>>

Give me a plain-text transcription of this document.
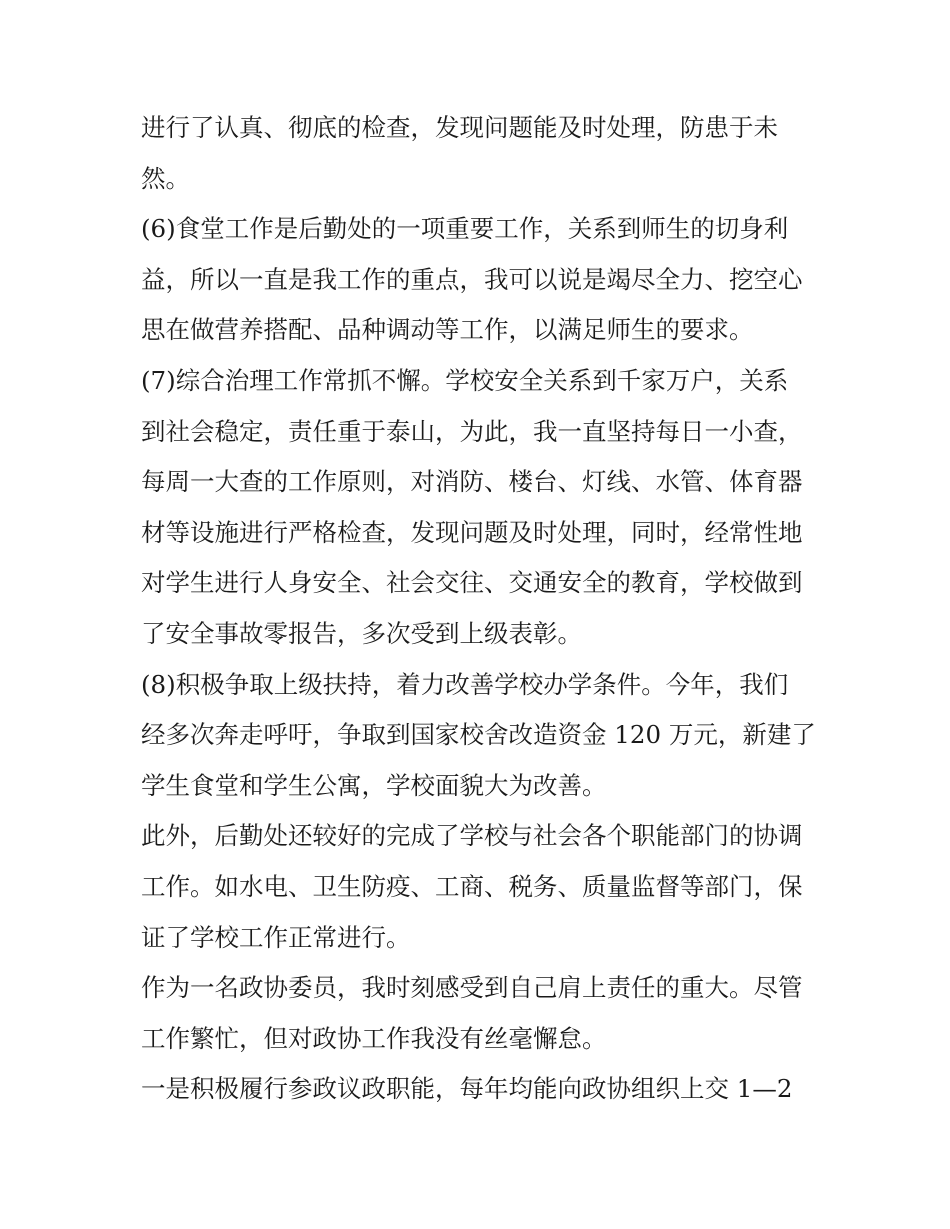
进行了认真、彻底的检查，发现问题能及时处理，防患于未
然。
(6)食堂工作是后勤处的一项重要工作，关系到师生的切身利
益，所以一直是我工作的重点，我可以说是竭尽全力、挖空心
思在做营养搭配、品种调动等工作，以满足师生的要求。
(7)综合治理工作常抓不懈。学校安全关系到千家万户，关系
到社会稳定，责任重于泰山，为此，我一直坚持每日一小查，
每周一大查的工作原则，对消防、楼台、灯线、水管、体育器
材等设施进行严格检查，发现问题及时处理，同时，经常性地
对学生进行人身安全、社会交往、交通安全的教育，学校做到
了安全事故零报告，多次受到上级表彰。
(8)积极争取上级扶持，着力改善学校办学条件。今年，我们
经多次奔走呼吁，争取到国家校舍改造资金 120 万元，新建了
学生食堂和学生公寓，学校面貌大为改善。
此外，后勤处还较好的完成了学校与社会各个职能部门的协调
工作。如水电、卫生防疫、工商、税务、质量监督等部门，保
证了学校工作正常进行。
作为一名政协委员，我时刻感受到自己肩上责任的重大。尽管
工作繁忙，但对政协工作我没有丝毫懈怠。
一是积极履行参政议政职能，每年均能向政协组织上交 1—2
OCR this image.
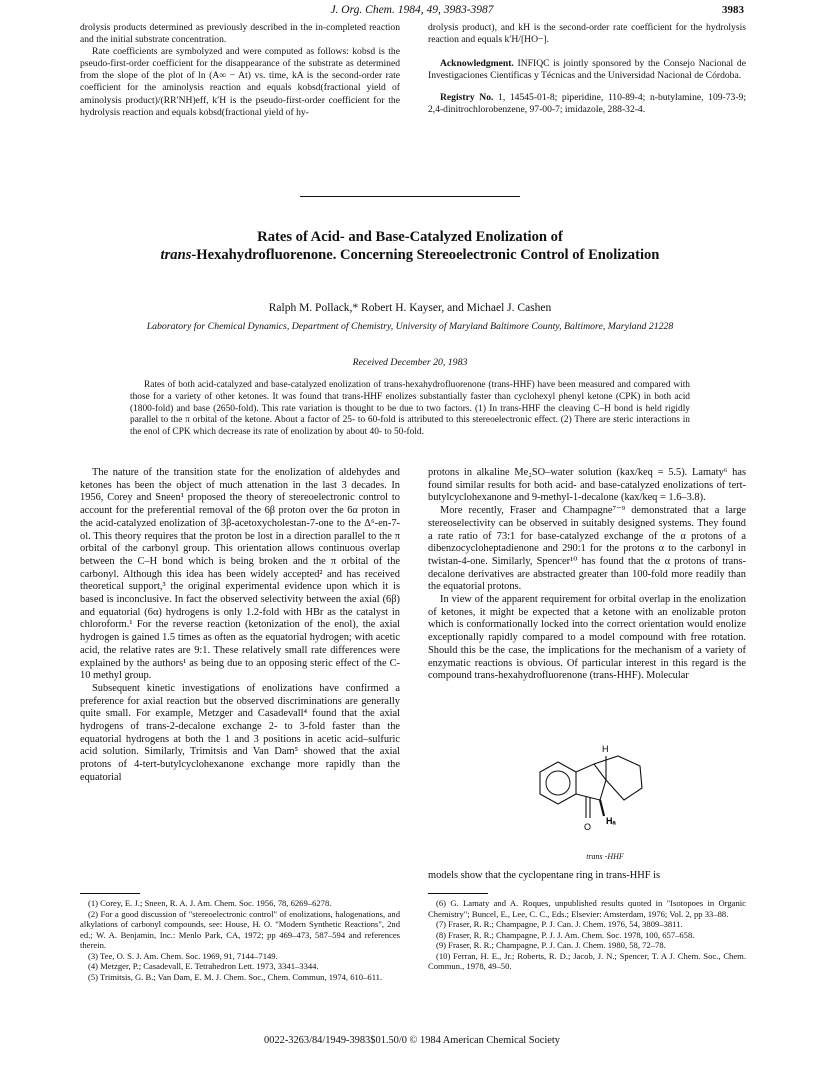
J. Org. Chem. 1984, 49, 3983-3987	3983

drolysis products determined as previously described in the in-completed reaction and the initial substrate concentration.

Rate coefficients are symbolyzed and were computed as follows: kobsd is the pseudo-first-order coefficient for the disappearance of the substrate as determined from the slope of the plot of ln (A∞ − At) vs. time, kA is the second-order rate coefficient for the aminolysis reaction and equals kobsd(fractional yield of aminolysis product)/(RR′NH)eff, k′H is the pseudo-first-order coefficient for the hydrolysis reaction and equals kobsd(fractional yield of hy-

drolysis product), and kH is the second-order rate coefficient for the hydrolysis reaction and equals k′H/[HO−].

Acknowledgment. INFIQC is jointly sponsored by the Consejo Nacional de Investigaciones Científicas y Técnicas and the Universidad Nacional de Córdoba.

Registry No. 1, 14545-01-8; piperidine, 110-89-4; n-butylamine, 109-73-9; 2,4-dinitrochlorobenzene, 97-00-7; imidazole, 288-32-4.

Rates of Acid- and Base-Catalyzed Enolization of
trans-Hexahydrofluorenone. Concerning Stereoelectronic Control of Enolization
Ralph M. Pollack,* Robert H. Kayser, and Michael J. Cashen
Laboratory for Chemical Dynamics, Department of Chemistry, University of Maryland Baltimore County, Baltimore, Maryland 21228
Received December 20, 1983

Rates of both acid-catalyzed and base-catalyzed enolization of trans-hexahydrofluorenone (trans-HHF) have been measured and compared with those for a variety of other ketones. It was found that trans-HHF enolizes substantially faster than cyclohexyl phenyl ketone (CPK) in both acid (1800-fold) and base (2650-fold). This rate variation is thought to be due to two factors. (1) In trans-HHF the cleaving C–H bond is held rigidly parallel to the π orbital of the ketone. About a factor of 25- to 60-fold is attributed to this stereoelectronic effect. (2) There are steric interactions in the enol of CPK which decrease its rate of enolization by about 40- to 50-fold.

The nature of the transition state for the enolization of aldehydes and ketones has been the object of much attenation in the last 3 decades. In 1956, Corey and Sneen¹ proposed the theory of stereoelectronic control to account for the preferential removal of the 6β proton over the 6α proton in the acid-catalyzed enolization of 3β-acetoxycholestan-7-one to the Δ⁶-en-7-ol. This theory requires that the proton be lost in a direction parallel to the π orbital of the carbonyl group. This orientation allows continuous overlap between the C–H bond which is being broken and the π orbital of the carbonyl. Although this idea has been widely accepted² and has received theoretical support,³ the original experimental evidence upon which it is based is inconclusive. In fact the observed selectivity between the axial (6β) and equatorial (6α) hydrogens is only 1.2-fold with HBr as the catalyst in chloroform.¹ For the reverse reaction (ketonization of the enol), the axial hydrogen is gained 1.5 times as often as the equatorial hydrogen; with acetic acid, the relative rates are 9:1. These relatively small rate differences were explained by the authors¹ as being due to an opposing steric effect of the C-10 methyl group.

Subsequent kinetic investigations of enolizations have confirmed a preference for axial reaction but the observed discriminations are generally quite small. For example, Metzger and Casadevall⁴ found that the axial hydrogens of trans-2-decalone exchange 2- to 3-fold faster than the equatorial hydrogens at both the 1 and 3 positions in acetic acid–sulfuric acid solution. Similarly, Trimitsis and Van Dam⁵ showed that the axial protons of 4-tert-butylcyclohexanone exchange more rapidly than the equatorial

protons in alkaline Me₂SO–water solution (kax/keq = 5.5). Lamaty⁶ has found similar results for both acid- and base-catalyzed enolizations of tert-butylcyclohexanone and 9-methyl-1-decalone (kax/keq = 1.6–3.8).

More recently, Fraser and Champagne⁷⁻⁹ demonstrated that a large stereoselectivity can be observed in suitably designed systems. They found a rate ratio of 73:1 for base-catalyzed exchange of the α protons of a dibenzocycloheptadienone and 290:1 for the protons α to the carbonyl in twistan-4-one. Similarly, Spencer¹⁰ has found that the α protons of trans-decalone derivatives are abstracted greater than 100-fold more readily than the equatorial protons.

In view of the apparent requirement for orbital overlap in the enolization of ketones, it might be expected that a ketone with an enolizable proton which is conformationally locked into the correct orientation would enolize exceptionally rapidly compared to a model compound with free rotation. Should this be the case, the implications for the mechanism of a variety of enzymatic reactions is obvious. Of particular interest in this regard is the compound trans-hexahydrofluorenone (trans-HHF). Molecular

H
O
Hₐ
trans -HHF
models show that the cyclopentane ring in trans-HHF is

(1) Corey, E. J.; Sneen, R. A. J. Am. Chem. Soc. 1956, 78, 6269–6278.

(2) For a good discussion of "stereoelectronic control" of enolizations, halogenations, and alkylations of carbonyl compounds, see: House, H. O. "Modern Synthetic Reactions", 2nd ed.; W. A. Benjamin, Inc.: Menlo Park, CA, 1972; pp 469–473, 587–594 and references therein.

(3) Tee, O. S. J. Am. Chem. Soc. 1969, 91, 7144–7149.

(4) Metzger, P.; Casadevall, E. Tetrahedron Lett. 1973, 3341–3344.

(5) Trimitsis, G. B.; Van Dam, E. M. J. Chem. Soc., Chem. Commun, 1974, 610–611.

(6) G. Lamaty and A. Roques, unpublished results quoted in "Isotopoes in Organic Chemistry"; Buncel, E., Lee, C. C., Eds.; Elsevier: Amsterdam, 1976; Vol. 2, pp 33–88.

(7) Fraser, R. R.; Champagne, P. J. Can. J. Chem. 1976, 54, 3809–3811.

(8) Fraser, R. R.; Champagne, P. J. J. Am. Chem. Soc. 1978, 100, 657–658.

(9) Fraser, R. R.; Champagne, P. J. Can. J. Chem. 1980, 58, 72–78.

(10) Ferran, H. E., Jr.; Roberts, R. D.; Jacob, J. N.; Spencer, T. A J. Chem. Soc., Chem. Commun., 1978, 49–50.

0022-3263/84/1949-3983$01.50/0 © 1984 American Chemical Society
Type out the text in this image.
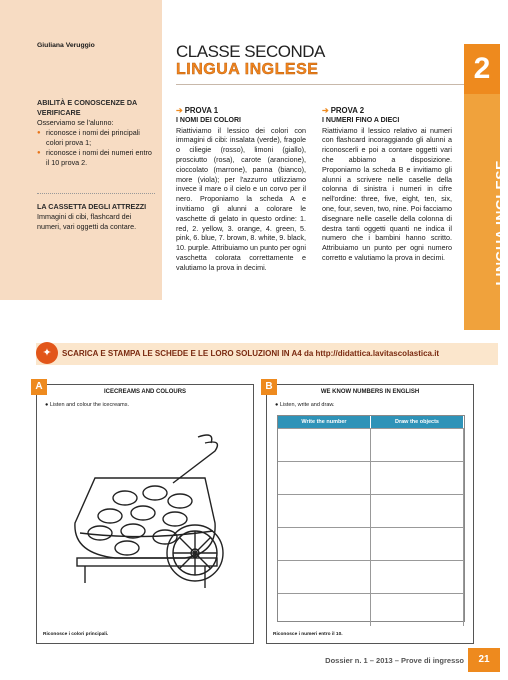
Giuliana Veruggio
ABILITÀ E CONOSCENZE DA VERIFICARE
Osserviamo se l'alunno:
● riconosce i nomi dei principali colori prova 1;
● riconosce i nomi dei numeri entro il 10 prova 2.
LA CASSETTA DEGLI ATTREZZI
Immagini di cibi, flashcard dei numeri, vari oggetti da contare.
CLASSE SECONDA
LINGUA INGLESE	2
LINGUA INGLESE
➔ PROVA 1
I NOMI DEI COLORI
Riattiviamo il lessico dei colori con immagini di cibi: insalata (verde), fragole o ciliegie (rosso), limoni (giallo), prosciutto (rosa), carote (arancione), cioccolato (marrone), panna (bianco), more (viola); per l'azzurro utilizziamo invece il mare o il cielo e un corvo per il nero. Proponiamo la scheda A e invitiamo gli alunni a colorare le vaschette di gelato in questo ordine: 1. red, 2. yellow, 3. orange, 4. green, 5. pink, 6. blue, 7. brown, 8. white, 9. black, 10. purple. Attribuiamo un punto per ogni vaschetta colorata correttamente e valutiamo la prova in decimi.
➔ PROVA 2
I NUMERI FINO A DIECI
Riattiviamo il lessico relativo ai numeri con flashcard incoraggiando gli alunni a riconoscerli e poi a contare oggetti vari che abbiamo a disposizione. Proponiamo la scheda B e invitiamo gli alunni a scrivere nelle caselle della colonna di sinistra i numeri in cifre nell'ordine: three, five, eight, ten, six, one, four, seven, two, nine. Poi facciamo disegnare nelle caselle della colonna di destra tanti oggetti quanti ne indica il numero che i bambini hanno scritto. Attribuiamo un punto per ogni numero corretto e valutiamo la prova in decimi.
✦	SCARICA E STAMPA LE SCHEDE E LE LORO SOLUZIONI IN A4 da http://didattica.lavitascolastica.it
A	ICECREAMS AND COLOURS
● Listen and colour the icecreams.
Riconosce i colori principali.
B	WE KNOW NUMBERS IN ENGLISH
● Listen, write and draw.
Write the number	Draw the objects
Riconosce i numeri entro il 10.
Dossier n. 1 – 2013 – Prove di ingresso	21
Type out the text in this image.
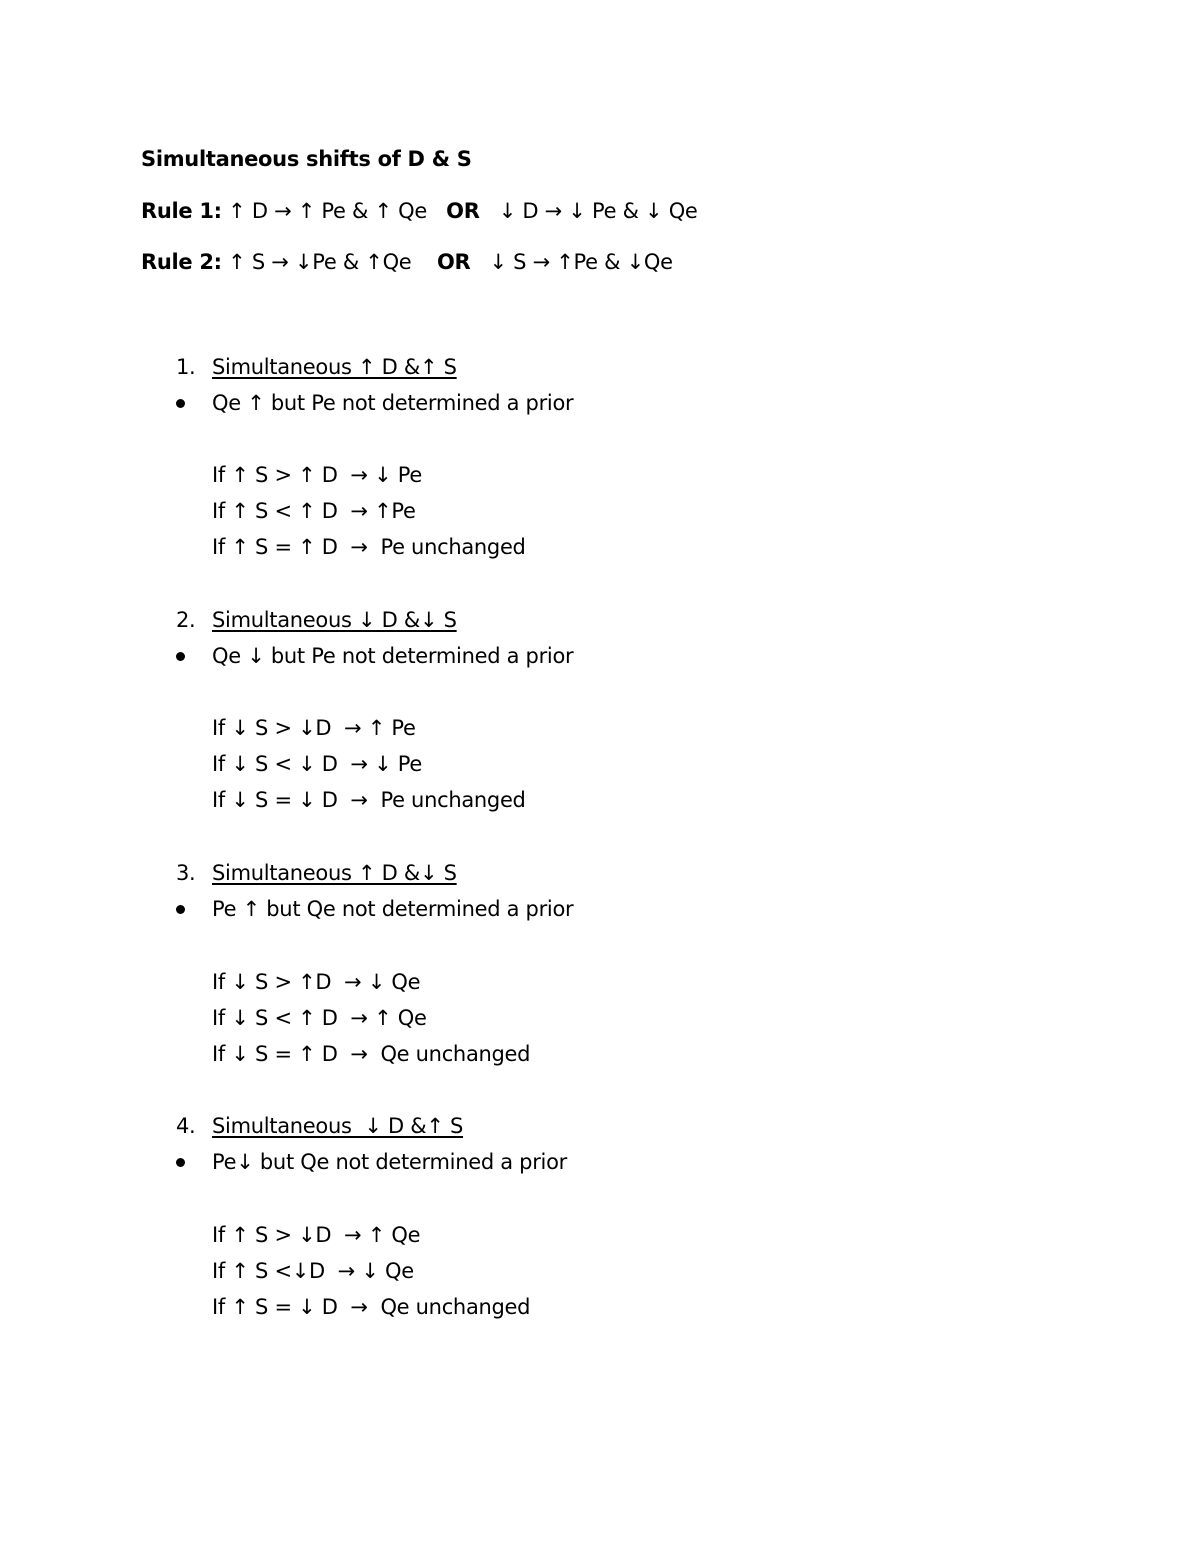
Simultaneous shifts of D & S
Rule 1: ↑ D → ↑ Pe & ↑ Qe   OR   ↓ D → ↓ Pe & ↓ Qe
Rule 2: ↑ S → ↓Pe & ↑Qe    OR   ↓ S → ↑Pe & ↓Qe
1. Simultaneous ↑ D &↑ S
Qe ↑ but Pe not determined a prior
If ↑ S > ↑ D  → ↓ Pe
If ↑ S < ↑ D  → ↑Pe
If ↑ S = ↑ D  →  Pe unchanged
2. Simultaneous ↓ D &↓ S
Qe ↓ but Pe not determined a prior
If ↓ S > ↓D  → ↑ Pe
If ↓ S < ↓ D  → ↓ Pe
If ↓ S = ↓ D  →  Pe unchanged
3. Simultaneous ↑ D &↓ S
Pe ↑ but Qe not determined a prior
If ↓ S > ↑D  → ↓ Qe
If ↓ S < ↑ D  → ↑ Qe
If ↓ S = ↑ D  →  Qe unchanged
4. Simultaneous  ↓ D &↑ S
Pe↓ but Qe not determined a prior
If ↑ S > ↓D  → ↑ Qe
If ↑ S <↓D  → ↓ Qe
If ↑ S = ↓ D  →  Qe unchanged
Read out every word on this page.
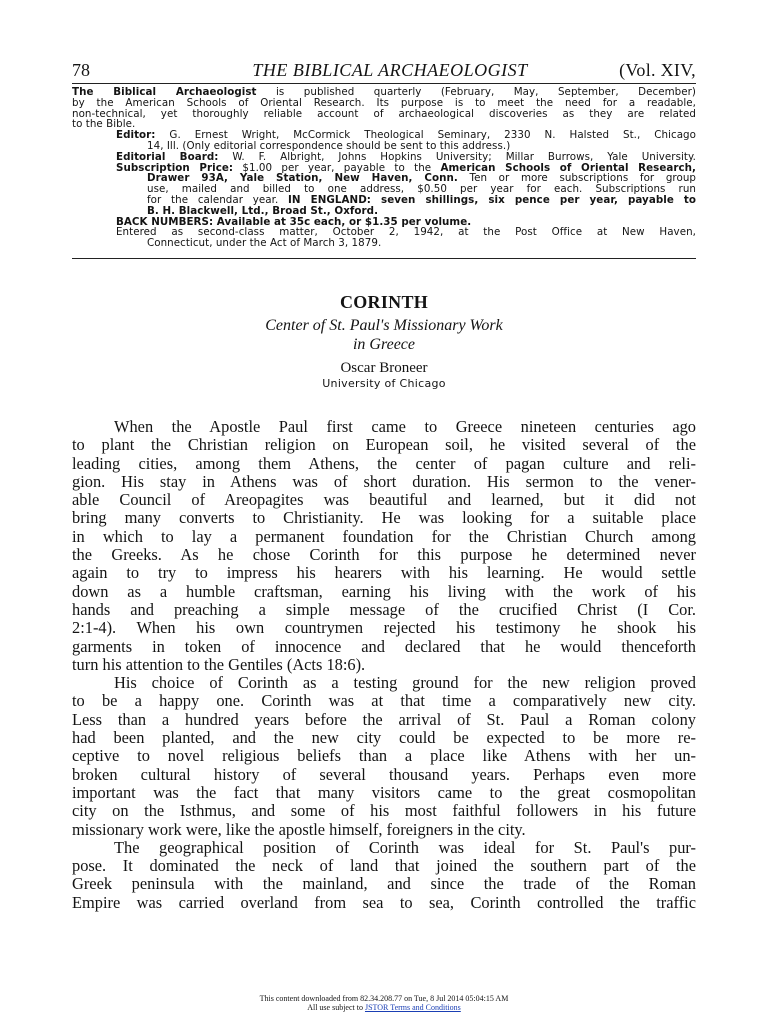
78	THE BIBLICAL ARCHAEOLOGIST	(Vol. XIV,

The Biblical Archaeologist is published quarterly (February, May, September, December)

by the American Schools of Oriental Research. Its purpose is to meet the need for a readable,

non-technical, yet thoroughly reliable account of archaeological discoveries as they are related

to the Bible.

Editor: G. Ernest Wright, McCormick Theological Seminary, 2330 N. Halsted St., Chicago

14, Ill. (Only editorial correspondence should be sent to this address.)

Editorial Board: W. F. Albright, Johns Hopkins University; Millar Burrows, Yale University.

Subscription Price: $1.00 per year, payable to the American Schools of Oriental Research,

Drawer 93A, Yale Station, New Haven, Conn. Ten or more subscriptions for group

use, mailed and billed to one address, $0.50 per year for each. Subscriptions run

for the calendar year. IN ENGLAND: seven shillings, six pence per year, payable to

B. H. Blackwell, Ltd., Broad St., Oxford.

BACK NUMBERS: Available at 35c each, or $1.35 per volume.

Entered as second-class matter, October 2, 1942, at the Post Office at New Haven,

Connecticut, under the Act of March 3, 1879.

CORINTH
Center of St. Paul's Missionary Work
in Greece
Oscar Broneer
University of Chicago

When the Apostle Paul first came to Greece nineteen centuries ago
to plant the Christian religion on European soil, he visited several of the
leading cities, among them Athens, the center of pagan culture and reli-
gion. His stay in Athens was of short duration. His sermon to the vener-
able Council of Areopagites was beautiful and learned, but it did not
bring many converts to Christianity. He was looking for a suitable place
in which to lay a permanent foundation for the Christian Church among
the Greeks. As he chose Corinth for this purpose he determined never
again to try to impress his hearers with his learning. He would settle
down as a humble craftsman, earning his living with the work of his
hands and preaching a simple message of the crucified Christ (I Cor.
2:1-4). When his own countrymen rejected his testimony he shook his
garments in token of innocence and declared that he would thenceforth
turn his attention to the Gentiles (Acts 18:6).

His choice of Corinth as a testing ground for the new religion proved
to be a happy one. Corinth was at that time a comparatively new city.
Less than a hundred years before the arrival of St. Paul a Roman colony
had been planted, and the new city could be expected to be more re-
ceptive to novel religious beliefs than a place like Athens with her un-
broken cultural history of several thousand years. Perhaps even more
important was the fact that many visitors came to the great cosmopolitan
city on the Isthmus, and some of his most faithful followers in his future
missionary work were, like the apostle himself, foreigners in the city.

The geographical position of Corinth was ideal for St. Paul's pur-
pose. It dominated the neck of land that joined the southern part of the
Greek peninsula with the mainland, and since the trade of the Roman
Empire was carried overland from sea to sea, Corinth controlled the traffic

This content downloaded from 82.34.208.77 on Tue, 8 Jul 2014 05:04:15 AM
All use subject to JSTOR Terms and Conditions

<<

◆ **EXERCISE**: From the entries above, pull out each line that includes "Athens".

◆ **WORKED ANSWER**:
leading cities, among them Athens, the center of pagan culture and reli-
gion. His stay in Athens was of short duration. His sermon to the vener-
ceptive to novel religious beliefs than a place like Athens with her un-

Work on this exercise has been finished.